Set task: In the data below, find every line that has the string "Motor", and copy it.

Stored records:
-- start --

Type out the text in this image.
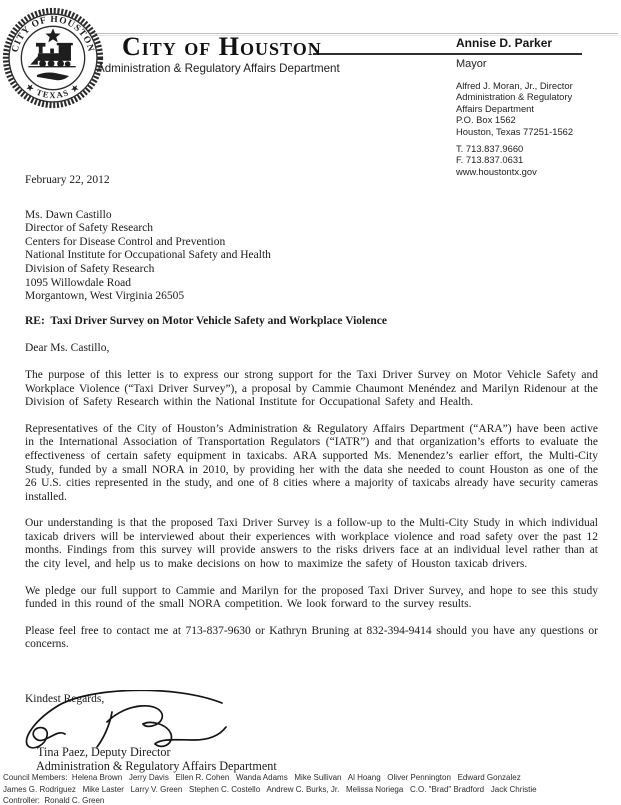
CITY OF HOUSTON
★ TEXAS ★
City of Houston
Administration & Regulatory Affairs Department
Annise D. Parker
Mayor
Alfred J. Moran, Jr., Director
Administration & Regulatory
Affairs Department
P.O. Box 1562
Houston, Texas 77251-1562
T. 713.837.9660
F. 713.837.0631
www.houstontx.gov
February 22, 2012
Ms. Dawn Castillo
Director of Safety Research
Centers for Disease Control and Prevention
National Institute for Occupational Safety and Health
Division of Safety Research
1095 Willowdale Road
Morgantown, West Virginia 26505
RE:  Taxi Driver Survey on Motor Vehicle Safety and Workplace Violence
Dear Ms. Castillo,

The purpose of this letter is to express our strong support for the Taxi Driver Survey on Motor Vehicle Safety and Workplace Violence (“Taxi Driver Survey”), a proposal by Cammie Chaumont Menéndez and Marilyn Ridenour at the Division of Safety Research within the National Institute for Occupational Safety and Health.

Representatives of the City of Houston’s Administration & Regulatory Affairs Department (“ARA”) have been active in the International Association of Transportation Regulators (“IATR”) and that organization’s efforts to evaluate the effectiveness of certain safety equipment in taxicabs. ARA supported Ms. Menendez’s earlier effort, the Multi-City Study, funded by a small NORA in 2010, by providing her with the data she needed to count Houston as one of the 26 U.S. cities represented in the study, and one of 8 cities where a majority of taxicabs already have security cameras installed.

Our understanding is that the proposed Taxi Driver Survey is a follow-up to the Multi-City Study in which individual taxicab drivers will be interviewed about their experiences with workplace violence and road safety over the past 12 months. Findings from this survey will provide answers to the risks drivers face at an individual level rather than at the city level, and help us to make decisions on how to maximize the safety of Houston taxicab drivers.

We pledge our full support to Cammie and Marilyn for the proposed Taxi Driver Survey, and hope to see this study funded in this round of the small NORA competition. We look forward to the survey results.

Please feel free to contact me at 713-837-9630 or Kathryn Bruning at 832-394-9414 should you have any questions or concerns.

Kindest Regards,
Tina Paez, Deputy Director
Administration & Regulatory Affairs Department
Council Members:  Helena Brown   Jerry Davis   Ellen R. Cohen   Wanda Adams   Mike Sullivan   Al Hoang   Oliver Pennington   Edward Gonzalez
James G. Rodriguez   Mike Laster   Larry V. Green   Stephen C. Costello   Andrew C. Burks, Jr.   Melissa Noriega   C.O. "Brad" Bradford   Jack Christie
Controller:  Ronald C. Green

-- end --
-- start --

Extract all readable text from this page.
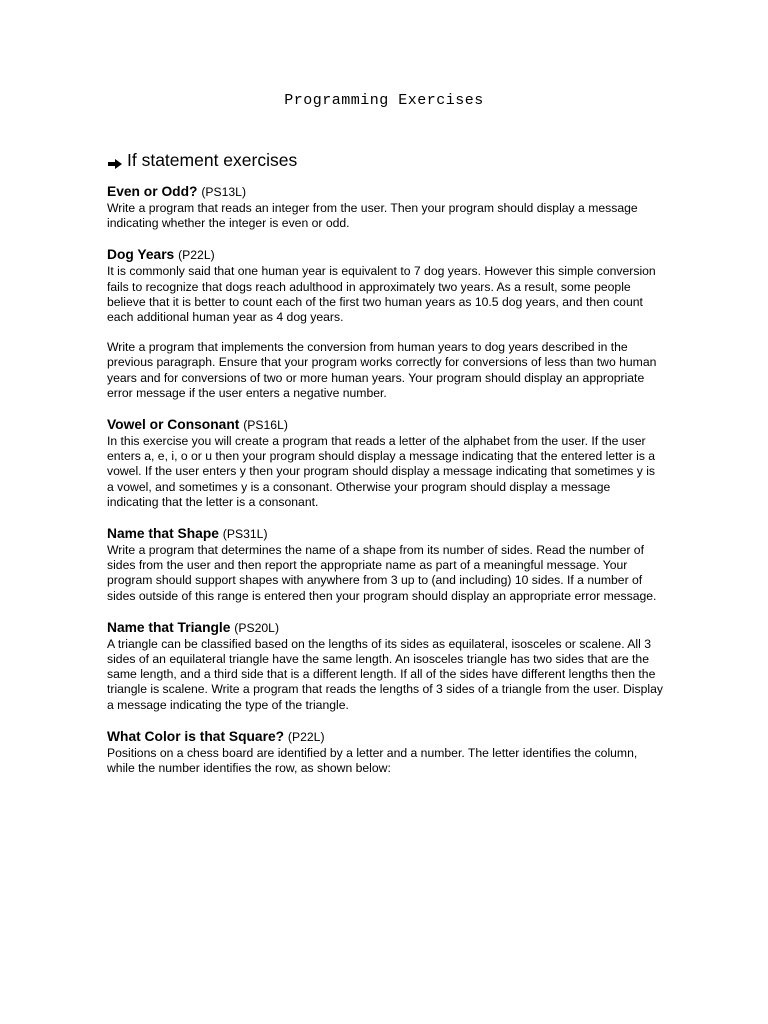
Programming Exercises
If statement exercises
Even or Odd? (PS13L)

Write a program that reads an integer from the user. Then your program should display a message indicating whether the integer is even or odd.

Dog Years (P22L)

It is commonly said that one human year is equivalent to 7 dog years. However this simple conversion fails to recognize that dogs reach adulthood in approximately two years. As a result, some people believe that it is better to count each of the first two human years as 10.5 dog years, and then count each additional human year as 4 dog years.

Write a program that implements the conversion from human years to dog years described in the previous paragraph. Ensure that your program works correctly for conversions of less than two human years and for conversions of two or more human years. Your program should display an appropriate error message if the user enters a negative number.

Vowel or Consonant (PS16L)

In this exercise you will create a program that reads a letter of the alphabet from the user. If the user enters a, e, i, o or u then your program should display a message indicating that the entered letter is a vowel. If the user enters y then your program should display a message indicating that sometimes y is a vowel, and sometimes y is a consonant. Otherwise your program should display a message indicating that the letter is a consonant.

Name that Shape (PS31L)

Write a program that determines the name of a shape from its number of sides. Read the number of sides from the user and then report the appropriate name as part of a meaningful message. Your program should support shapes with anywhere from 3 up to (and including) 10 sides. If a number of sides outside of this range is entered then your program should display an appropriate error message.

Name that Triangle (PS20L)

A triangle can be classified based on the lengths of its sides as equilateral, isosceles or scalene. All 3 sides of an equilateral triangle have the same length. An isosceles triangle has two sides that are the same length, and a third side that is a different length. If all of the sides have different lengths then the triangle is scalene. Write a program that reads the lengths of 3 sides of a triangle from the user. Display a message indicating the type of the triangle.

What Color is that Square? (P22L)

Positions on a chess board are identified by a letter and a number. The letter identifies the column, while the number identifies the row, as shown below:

-- end --

Final result:
RE:  Taxi Driver Survey on Motor Vehicle Safety and Workplace Violence
The purpose of this letter is to express our strong support for the Taxi Driver Survey on Motor Vehicle Safety and Workplace Violence (“Taxi Driver Survey”), a proposal by Cammie Chaumont Menéndez and Marilyn Ridenour at the Division of Safety Research within the National Institute for Occupational Safety and Health.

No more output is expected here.